Items from a data source
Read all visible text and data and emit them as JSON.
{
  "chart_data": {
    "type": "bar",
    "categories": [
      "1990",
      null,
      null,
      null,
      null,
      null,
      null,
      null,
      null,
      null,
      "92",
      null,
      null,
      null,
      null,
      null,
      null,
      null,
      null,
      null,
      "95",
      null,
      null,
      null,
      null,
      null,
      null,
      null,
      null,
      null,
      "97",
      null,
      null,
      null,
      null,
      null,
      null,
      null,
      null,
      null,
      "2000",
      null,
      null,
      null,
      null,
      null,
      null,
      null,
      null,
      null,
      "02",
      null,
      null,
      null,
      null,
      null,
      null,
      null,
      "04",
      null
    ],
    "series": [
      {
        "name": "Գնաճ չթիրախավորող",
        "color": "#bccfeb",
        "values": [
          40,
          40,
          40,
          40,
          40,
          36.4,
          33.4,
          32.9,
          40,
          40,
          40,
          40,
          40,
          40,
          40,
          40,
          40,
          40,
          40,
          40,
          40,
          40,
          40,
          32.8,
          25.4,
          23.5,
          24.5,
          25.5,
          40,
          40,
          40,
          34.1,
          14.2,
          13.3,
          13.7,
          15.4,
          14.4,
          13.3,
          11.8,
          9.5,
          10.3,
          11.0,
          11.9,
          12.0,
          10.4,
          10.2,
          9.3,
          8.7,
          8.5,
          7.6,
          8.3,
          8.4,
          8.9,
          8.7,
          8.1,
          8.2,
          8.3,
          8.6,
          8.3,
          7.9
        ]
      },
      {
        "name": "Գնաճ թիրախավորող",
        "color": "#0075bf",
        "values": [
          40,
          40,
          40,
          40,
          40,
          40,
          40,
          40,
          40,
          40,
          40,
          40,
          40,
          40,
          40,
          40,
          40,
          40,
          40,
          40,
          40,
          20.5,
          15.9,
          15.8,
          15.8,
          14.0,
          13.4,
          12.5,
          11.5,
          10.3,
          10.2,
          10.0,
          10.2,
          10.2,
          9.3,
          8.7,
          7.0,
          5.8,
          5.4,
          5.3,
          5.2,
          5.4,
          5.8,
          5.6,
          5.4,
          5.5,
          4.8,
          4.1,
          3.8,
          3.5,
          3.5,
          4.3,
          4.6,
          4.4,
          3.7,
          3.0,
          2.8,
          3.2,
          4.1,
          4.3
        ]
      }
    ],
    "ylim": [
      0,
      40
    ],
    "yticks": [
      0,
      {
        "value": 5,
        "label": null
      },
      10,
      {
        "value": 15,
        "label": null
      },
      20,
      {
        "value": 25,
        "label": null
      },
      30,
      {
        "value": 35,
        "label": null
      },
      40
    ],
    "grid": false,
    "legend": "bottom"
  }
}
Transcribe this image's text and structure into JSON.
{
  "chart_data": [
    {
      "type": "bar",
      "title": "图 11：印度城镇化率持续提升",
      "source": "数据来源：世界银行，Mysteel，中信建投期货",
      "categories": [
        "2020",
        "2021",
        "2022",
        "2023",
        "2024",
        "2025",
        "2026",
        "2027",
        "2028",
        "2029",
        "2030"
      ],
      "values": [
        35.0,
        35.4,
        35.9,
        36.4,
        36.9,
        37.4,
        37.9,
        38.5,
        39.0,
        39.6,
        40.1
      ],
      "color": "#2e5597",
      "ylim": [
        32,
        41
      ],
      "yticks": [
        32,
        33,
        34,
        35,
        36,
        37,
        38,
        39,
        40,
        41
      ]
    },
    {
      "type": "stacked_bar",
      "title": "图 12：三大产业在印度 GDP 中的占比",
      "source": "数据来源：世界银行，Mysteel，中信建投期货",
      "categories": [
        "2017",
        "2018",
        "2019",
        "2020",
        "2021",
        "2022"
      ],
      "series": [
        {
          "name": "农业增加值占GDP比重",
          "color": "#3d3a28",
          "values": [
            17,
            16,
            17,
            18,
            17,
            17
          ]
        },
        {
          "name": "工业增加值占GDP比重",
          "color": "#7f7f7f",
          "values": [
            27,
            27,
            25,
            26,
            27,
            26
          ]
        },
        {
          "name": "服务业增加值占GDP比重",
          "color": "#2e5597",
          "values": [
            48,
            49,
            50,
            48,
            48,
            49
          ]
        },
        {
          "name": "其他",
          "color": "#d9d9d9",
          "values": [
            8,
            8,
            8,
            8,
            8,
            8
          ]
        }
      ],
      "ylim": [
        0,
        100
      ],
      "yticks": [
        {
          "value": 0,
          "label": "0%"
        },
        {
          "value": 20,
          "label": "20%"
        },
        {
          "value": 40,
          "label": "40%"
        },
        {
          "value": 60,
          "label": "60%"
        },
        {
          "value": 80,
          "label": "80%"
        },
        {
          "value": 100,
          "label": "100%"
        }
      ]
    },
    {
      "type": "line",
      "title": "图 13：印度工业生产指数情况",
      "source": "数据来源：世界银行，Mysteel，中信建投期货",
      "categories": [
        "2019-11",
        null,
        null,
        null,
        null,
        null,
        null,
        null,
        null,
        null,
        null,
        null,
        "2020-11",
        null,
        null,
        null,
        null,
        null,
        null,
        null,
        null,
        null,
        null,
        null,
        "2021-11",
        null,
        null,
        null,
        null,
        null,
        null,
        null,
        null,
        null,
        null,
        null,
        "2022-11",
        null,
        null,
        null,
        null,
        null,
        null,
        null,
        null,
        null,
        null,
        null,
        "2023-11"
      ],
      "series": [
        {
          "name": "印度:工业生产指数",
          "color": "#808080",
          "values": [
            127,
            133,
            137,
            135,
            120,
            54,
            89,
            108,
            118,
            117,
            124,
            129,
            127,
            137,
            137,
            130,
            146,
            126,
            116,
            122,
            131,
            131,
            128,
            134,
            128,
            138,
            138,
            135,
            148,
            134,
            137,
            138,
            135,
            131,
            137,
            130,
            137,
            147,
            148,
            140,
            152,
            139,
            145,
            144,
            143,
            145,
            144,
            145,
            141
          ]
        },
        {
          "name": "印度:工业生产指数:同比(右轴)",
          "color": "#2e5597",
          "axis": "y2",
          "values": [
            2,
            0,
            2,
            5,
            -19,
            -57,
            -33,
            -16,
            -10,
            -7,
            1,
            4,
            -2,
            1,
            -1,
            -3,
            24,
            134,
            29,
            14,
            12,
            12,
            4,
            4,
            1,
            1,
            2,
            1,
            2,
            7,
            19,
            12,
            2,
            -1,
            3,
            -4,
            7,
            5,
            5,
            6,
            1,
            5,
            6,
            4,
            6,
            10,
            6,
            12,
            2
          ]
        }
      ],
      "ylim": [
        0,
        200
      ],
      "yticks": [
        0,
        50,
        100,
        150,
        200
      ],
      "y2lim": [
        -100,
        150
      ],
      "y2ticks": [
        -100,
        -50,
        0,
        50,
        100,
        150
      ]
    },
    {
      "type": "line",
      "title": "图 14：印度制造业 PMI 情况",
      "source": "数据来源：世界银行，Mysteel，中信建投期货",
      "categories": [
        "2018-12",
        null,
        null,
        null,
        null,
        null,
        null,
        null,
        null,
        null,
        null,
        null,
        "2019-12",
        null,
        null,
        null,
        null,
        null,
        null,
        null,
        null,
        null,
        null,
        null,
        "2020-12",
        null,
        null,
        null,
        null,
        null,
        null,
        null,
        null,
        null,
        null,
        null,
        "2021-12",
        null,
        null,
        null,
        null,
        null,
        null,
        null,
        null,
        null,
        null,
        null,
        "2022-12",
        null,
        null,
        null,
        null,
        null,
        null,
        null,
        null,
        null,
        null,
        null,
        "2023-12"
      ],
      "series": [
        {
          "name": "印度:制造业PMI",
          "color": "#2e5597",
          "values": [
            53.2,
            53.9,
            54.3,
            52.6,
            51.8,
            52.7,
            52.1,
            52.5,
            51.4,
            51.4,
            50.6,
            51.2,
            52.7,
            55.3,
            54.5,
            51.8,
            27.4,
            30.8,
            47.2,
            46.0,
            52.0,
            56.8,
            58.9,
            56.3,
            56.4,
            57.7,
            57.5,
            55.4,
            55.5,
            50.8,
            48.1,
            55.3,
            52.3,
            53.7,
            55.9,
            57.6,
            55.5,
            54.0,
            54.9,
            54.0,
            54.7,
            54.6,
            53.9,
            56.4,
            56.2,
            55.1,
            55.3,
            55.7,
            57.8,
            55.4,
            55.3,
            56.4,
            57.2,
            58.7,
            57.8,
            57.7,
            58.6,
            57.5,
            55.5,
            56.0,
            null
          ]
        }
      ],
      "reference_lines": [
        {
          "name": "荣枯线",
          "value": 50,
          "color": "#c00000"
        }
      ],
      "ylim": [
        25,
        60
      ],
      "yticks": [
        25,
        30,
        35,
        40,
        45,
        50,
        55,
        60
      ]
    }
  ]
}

WHAT YOU SHOULD DO: In the records above, how many lines contain the string "Գնաճ"? State that number only.

FULL RESPONSE: 2